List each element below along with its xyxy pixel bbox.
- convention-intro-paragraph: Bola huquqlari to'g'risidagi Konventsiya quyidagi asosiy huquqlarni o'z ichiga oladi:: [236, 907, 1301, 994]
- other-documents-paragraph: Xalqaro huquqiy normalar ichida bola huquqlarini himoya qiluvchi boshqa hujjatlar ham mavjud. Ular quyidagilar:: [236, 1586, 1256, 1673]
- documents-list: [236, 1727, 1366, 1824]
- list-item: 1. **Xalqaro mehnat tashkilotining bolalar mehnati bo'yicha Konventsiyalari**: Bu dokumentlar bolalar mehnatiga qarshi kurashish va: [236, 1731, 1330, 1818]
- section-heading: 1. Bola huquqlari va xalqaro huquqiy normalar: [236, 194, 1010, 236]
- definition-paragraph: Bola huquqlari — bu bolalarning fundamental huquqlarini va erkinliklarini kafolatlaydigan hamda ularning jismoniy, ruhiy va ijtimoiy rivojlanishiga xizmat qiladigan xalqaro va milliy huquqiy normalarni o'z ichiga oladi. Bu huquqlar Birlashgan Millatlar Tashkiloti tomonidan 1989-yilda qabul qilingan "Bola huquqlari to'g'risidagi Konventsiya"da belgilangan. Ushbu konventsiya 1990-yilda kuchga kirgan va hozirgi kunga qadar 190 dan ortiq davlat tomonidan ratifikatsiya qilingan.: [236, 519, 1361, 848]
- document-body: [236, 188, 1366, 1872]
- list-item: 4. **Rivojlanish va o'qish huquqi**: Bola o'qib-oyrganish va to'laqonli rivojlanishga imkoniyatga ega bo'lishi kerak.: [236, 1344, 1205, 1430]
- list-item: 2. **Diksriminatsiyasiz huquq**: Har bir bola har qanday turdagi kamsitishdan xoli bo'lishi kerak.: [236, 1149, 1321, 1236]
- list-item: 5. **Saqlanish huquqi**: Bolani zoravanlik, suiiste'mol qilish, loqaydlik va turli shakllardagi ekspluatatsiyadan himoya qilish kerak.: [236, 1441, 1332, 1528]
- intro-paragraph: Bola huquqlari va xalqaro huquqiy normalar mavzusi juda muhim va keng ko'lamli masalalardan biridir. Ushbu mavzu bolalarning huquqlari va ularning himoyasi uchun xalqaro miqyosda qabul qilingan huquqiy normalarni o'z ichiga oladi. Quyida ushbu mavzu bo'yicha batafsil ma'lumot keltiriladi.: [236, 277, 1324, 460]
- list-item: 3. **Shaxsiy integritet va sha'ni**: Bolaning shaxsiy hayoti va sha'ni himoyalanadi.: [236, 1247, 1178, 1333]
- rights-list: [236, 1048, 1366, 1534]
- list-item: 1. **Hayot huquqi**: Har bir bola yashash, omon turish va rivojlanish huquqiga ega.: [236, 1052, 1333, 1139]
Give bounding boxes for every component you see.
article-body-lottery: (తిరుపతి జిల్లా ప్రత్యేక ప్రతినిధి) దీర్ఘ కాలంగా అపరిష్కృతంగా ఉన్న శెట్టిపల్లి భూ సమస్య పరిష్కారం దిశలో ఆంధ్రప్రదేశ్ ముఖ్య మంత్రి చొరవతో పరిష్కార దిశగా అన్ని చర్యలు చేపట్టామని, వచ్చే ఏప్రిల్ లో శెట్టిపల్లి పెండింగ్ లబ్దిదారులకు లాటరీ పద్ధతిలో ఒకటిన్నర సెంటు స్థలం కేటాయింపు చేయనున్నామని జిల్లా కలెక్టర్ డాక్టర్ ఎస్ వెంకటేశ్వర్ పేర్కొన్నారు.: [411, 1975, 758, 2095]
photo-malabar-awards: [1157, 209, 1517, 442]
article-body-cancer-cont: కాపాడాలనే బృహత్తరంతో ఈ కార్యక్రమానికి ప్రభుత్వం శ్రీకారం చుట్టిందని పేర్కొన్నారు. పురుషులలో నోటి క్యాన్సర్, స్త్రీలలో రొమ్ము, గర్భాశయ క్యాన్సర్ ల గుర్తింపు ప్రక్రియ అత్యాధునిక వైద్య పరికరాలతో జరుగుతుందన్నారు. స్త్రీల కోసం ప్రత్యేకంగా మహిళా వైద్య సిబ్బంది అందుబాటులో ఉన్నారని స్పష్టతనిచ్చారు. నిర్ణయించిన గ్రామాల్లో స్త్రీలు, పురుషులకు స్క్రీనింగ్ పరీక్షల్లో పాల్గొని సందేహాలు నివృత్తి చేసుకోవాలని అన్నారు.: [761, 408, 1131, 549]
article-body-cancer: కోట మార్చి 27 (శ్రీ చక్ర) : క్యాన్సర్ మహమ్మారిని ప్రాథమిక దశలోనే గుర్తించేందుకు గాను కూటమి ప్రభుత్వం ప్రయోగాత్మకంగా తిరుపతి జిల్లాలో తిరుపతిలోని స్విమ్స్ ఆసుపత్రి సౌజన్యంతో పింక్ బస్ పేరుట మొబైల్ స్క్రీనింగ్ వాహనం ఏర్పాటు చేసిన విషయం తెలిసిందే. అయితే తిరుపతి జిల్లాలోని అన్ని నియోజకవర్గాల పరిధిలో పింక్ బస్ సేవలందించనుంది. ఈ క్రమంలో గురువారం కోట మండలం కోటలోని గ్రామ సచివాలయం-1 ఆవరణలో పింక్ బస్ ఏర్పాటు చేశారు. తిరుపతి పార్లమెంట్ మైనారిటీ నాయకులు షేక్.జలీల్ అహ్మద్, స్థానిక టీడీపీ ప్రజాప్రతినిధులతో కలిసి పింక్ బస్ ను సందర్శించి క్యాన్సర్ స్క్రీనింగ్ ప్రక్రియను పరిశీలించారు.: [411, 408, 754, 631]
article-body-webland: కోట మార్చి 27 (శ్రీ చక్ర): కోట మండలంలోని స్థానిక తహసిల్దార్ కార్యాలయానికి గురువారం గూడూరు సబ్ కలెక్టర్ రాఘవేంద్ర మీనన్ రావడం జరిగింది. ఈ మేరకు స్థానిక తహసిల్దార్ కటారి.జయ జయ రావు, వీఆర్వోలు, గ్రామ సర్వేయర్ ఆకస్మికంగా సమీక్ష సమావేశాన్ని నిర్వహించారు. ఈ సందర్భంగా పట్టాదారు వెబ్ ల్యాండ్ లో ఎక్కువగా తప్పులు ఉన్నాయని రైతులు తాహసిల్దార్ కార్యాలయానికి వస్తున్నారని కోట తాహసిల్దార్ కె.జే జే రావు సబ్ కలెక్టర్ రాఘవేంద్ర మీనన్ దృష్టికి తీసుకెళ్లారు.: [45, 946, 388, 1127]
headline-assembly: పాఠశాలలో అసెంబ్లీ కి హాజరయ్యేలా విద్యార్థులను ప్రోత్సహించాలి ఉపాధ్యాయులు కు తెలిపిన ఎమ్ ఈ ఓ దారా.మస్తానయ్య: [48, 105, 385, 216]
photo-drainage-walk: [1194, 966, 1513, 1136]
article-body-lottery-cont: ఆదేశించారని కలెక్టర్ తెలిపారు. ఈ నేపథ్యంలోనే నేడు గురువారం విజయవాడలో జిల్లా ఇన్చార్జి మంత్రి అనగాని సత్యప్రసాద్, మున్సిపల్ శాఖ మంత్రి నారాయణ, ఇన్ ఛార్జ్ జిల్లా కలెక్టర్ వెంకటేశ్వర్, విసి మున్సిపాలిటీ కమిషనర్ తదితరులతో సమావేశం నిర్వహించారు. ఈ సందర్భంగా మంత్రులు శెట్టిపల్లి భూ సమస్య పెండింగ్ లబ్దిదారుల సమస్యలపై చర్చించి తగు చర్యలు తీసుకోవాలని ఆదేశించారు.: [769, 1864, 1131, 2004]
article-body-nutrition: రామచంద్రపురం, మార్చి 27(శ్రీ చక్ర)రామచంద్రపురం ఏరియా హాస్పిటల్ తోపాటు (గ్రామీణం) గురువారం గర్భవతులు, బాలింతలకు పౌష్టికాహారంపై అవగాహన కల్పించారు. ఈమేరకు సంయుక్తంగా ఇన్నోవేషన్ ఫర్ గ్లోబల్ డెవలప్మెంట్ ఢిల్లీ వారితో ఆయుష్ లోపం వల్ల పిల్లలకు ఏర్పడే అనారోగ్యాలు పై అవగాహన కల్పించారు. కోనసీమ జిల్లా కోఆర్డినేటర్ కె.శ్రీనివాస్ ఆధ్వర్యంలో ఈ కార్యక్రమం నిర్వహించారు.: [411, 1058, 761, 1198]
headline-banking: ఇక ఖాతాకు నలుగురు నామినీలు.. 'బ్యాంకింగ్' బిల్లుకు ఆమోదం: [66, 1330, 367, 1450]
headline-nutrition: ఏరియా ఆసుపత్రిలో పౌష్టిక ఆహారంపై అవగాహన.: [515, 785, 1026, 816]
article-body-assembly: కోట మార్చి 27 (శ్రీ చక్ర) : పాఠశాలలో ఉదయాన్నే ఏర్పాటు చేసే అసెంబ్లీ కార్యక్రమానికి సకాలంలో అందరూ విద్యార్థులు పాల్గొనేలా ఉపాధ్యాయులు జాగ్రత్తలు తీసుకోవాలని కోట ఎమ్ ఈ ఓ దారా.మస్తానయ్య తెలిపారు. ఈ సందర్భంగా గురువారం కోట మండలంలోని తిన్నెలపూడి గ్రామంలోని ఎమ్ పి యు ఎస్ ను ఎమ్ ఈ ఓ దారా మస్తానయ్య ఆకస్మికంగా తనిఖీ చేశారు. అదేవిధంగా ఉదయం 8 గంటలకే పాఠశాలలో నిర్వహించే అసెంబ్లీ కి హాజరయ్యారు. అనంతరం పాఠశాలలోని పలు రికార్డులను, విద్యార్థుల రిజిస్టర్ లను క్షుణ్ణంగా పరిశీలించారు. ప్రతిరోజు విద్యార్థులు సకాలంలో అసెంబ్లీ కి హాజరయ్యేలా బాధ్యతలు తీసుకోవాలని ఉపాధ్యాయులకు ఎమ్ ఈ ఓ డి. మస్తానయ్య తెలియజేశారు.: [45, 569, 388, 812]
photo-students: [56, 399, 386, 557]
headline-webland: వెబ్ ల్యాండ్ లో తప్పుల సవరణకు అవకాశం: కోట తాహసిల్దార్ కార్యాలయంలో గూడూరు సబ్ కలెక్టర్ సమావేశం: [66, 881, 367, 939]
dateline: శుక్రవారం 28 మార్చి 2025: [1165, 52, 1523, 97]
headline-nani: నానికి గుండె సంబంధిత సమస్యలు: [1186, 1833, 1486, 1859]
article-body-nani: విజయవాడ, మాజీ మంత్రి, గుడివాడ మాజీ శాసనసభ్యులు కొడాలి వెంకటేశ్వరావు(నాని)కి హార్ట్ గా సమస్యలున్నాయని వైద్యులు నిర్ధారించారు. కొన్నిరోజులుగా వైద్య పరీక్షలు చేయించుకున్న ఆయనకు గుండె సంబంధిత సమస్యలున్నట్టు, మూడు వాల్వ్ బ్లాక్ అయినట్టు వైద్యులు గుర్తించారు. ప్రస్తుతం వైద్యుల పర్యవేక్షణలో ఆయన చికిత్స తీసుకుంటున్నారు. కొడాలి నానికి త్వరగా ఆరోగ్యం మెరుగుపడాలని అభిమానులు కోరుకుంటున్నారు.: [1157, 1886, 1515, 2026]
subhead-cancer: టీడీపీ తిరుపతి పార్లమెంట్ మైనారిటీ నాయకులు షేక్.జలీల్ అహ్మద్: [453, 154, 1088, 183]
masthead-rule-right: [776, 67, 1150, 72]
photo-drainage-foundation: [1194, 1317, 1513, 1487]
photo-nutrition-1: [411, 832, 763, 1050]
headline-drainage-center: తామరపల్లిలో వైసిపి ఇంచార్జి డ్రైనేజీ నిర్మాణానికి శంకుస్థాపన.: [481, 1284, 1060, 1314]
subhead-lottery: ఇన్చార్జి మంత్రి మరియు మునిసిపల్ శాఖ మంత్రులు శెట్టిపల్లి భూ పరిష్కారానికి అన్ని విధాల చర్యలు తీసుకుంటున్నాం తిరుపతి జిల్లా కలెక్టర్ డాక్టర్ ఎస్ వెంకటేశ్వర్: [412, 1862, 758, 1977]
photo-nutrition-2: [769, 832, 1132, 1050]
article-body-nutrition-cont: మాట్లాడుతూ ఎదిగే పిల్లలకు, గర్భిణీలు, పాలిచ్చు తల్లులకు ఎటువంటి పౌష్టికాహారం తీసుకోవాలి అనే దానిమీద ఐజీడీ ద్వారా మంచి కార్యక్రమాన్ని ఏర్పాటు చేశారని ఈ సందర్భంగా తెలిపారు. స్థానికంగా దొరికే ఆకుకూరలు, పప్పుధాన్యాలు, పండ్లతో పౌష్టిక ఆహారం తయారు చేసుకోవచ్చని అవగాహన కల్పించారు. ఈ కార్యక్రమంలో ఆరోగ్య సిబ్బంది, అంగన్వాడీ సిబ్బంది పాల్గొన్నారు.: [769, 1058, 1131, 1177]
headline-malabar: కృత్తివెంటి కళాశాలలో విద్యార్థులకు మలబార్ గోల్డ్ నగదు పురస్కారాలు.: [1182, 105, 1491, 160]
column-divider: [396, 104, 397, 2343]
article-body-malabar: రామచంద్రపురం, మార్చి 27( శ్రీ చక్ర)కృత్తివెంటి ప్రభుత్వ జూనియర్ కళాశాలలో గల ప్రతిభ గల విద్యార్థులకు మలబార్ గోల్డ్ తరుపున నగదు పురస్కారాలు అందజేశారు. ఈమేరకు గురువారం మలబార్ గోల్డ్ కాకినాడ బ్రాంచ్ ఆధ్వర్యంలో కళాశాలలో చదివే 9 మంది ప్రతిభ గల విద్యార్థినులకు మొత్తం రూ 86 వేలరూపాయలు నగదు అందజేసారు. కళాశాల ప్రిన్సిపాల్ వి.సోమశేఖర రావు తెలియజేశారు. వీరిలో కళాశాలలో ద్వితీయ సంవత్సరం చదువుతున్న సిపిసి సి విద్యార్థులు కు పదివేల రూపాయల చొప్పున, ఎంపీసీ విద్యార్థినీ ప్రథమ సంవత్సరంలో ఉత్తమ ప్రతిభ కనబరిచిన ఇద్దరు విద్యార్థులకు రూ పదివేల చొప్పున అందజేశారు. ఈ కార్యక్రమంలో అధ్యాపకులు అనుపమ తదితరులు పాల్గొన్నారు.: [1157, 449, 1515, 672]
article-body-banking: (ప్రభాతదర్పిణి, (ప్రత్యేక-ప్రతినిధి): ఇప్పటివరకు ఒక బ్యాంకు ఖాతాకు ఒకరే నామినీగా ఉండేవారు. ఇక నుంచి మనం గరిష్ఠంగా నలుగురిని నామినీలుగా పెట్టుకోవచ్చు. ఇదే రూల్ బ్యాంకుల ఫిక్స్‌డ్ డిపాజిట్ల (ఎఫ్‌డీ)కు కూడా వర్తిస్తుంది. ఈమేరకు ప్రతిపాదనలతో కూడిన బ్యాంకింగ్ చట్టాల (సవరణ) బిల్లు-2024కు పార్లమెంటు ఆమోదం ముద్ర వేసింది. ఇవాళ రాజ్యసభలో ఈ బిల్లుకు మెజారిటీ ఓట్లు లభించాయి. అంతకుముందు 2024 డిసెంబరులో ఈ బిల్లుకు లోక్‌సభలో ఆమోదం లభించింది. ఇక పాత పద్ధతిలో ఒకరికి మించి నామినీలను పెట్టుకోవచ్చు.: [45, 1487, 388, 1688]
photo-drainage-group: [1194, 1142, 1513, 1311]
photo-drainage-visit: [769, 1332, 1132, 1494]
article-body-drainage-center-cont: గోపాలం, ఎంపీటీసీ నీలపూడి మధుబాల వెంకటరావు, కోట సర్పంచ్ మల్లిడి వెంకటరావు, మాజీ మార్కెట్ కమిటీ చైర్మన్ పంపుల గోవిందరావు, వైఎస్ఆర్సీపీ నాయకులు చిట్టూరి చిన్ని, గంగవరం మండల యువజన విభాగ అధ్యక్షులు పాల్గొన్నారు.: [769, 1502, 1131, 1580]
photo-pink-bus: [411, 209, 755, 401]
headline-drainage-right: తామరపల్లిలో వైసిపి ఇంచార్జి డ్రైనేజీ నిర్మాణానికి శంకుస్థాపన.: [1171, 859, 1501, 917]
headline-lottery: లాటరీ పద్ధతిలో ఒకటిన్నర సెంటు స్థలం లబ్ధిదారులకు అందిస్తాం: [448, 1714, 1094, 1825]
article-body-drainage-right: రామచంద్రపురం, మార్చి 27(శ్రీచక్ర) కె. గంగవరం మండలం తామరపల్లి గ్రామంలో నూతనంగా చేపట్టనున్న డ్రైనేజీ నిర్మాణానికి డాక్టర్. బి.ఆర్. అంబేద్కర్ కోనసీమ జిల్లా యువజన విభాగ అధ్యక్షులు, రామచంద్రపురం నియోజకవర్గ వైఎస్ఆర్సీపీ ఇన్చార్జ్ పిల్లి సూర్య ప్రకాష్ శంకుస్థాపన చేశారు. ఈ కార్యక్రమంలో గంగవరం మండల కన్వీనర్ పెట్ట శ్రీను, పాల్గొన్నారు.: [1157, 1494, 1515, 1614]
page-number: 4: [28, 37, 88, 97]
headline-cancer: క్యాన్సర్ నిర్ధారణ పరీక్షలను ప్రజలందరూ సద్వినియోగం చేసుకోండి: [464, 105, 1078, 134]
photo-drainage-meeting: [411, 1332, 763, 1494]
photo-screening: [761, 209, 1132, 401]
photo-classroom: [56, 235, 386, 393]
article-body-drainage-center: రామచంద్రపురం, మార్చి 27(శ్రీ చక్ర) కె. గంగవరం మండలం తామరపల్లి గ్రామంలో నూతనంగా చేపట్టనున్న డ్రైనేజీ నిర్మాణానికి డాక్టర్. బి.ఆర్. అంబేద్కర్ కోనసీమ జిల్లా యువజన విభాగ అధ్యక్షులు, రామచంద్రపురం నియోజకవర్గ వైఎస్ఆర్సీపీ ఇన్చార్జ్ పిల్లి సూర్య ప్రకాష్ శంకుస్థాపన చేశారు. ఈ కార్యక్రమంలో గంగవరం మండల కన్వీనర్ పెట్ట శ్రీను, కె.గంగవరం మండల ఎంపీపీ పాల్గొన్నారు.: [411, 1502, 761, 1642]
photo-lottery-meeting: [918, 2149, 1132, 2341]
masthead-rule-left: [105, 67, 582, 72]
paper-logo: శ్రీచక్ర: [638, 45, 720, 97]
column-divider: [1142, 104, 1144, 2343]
+ + +
Exercise goal: Reproduce the listing without alteration, from its first line up to and including the line containing "- section-heading: 1.".

Task solution:
List each element below along with its xyxy pixel bbox.
- convention-intro-paragraph: Bola huquqlari to'g'risidagi Konventsiya quyidagi asosiy huquqlarni o'z ichiga oladi:: [236, 907, 1301, 994]
- other-documents-paragraph: Xalqaro huquqiy normalar ichida bola huquqlarini himoya qiluvchi boshqa hujjatlar ham mavjud. Ular quyidagilar:: [236, 1586, 1256, 1673]
- documents-list: [236, 1727, 1366, 1824]
- list-item: 1. **Xalqaro mehnat tashkilotining bolalar mehnati bo'yicha Konventsiyalari**: Bu dokumentlar bolalar mehnatiga qarshi kurashish va: [236, 1731, 1330, 1818]
- section-heading: 1. Bola huquqlari va xalqaro huquqiy normalar: [236, 194, 1010, 236]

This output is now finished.